▶ TASK GOAL:
Everything in the data should be repeated exactly, save for the images.

▶ EXERCISE DATA:

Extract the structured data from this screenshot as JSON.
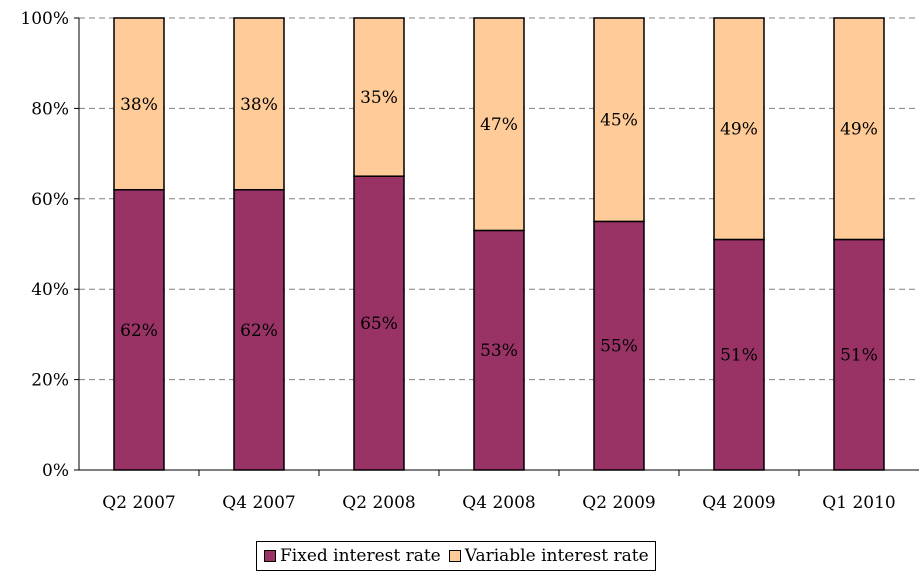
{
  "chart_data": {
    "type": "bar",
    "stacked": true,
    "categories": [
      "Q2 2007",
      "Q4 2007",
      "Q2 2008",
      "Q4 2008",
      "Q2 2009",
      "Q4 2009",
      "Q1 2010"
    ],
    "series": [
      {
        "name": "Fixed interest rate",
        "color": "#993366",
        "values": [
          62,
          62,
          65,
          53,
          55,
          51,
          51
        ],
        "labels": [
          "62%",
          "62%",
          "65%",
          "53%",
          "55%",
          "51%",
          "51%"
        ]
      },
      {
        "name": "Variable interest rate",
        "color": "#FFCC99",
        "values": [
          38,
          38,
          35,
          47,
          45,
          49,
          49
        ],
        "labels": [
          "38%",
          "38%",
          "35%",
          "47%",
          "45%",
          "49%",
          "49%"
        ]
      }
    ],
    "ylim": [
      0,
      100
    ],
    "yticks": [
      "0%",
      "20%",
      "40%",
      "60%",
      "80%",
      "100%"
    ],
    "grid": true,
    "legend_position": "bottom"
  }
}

▶ RESULT OF THIS TASK:
Extract the structured data from this screenshot as JSON.
{
  "chart_data": {
    "type": "bar",
    "stacked": true,
    "categories": [
      "Q2 2007",
      "Q4 2007",
      "Q2 2008",
      "Q4 2008",
      "Q2 2009",
      "Q4 2009",
      "Q1 2010"
    ],
    "series": [
      {
        "name": "Fixed interest rate",
        "color": "#993366",
        "values": [
          62,
          62,
          65,
          53,
          55,
          51,
          51
        ],
        "labels": [
          "62%",
          "62%",
          "65%",
          "53%",
          "55%",
          "51%",
          "51%"
        ]
      },
      {
        "name": "Variable interest rate",
        "color": "#FFCC99",
        "values": [
          38,
          38,
          35,
          47,
          45,
          49,
          49
        ],
        "labels": [
          "38%",
          "38%",
          "35%",
          "47%",
          "45%",
          "49%",
          "49%"
        ]
      }
    ],
    "ylim": [
      0,
      100
    ],
    "yticks": [
      "0%",
      "20%",
      "40%",
      "60%",
      "80%",
      "100%"
    ],
    "grid": true,
    "legend_position": "bottom"
  }
}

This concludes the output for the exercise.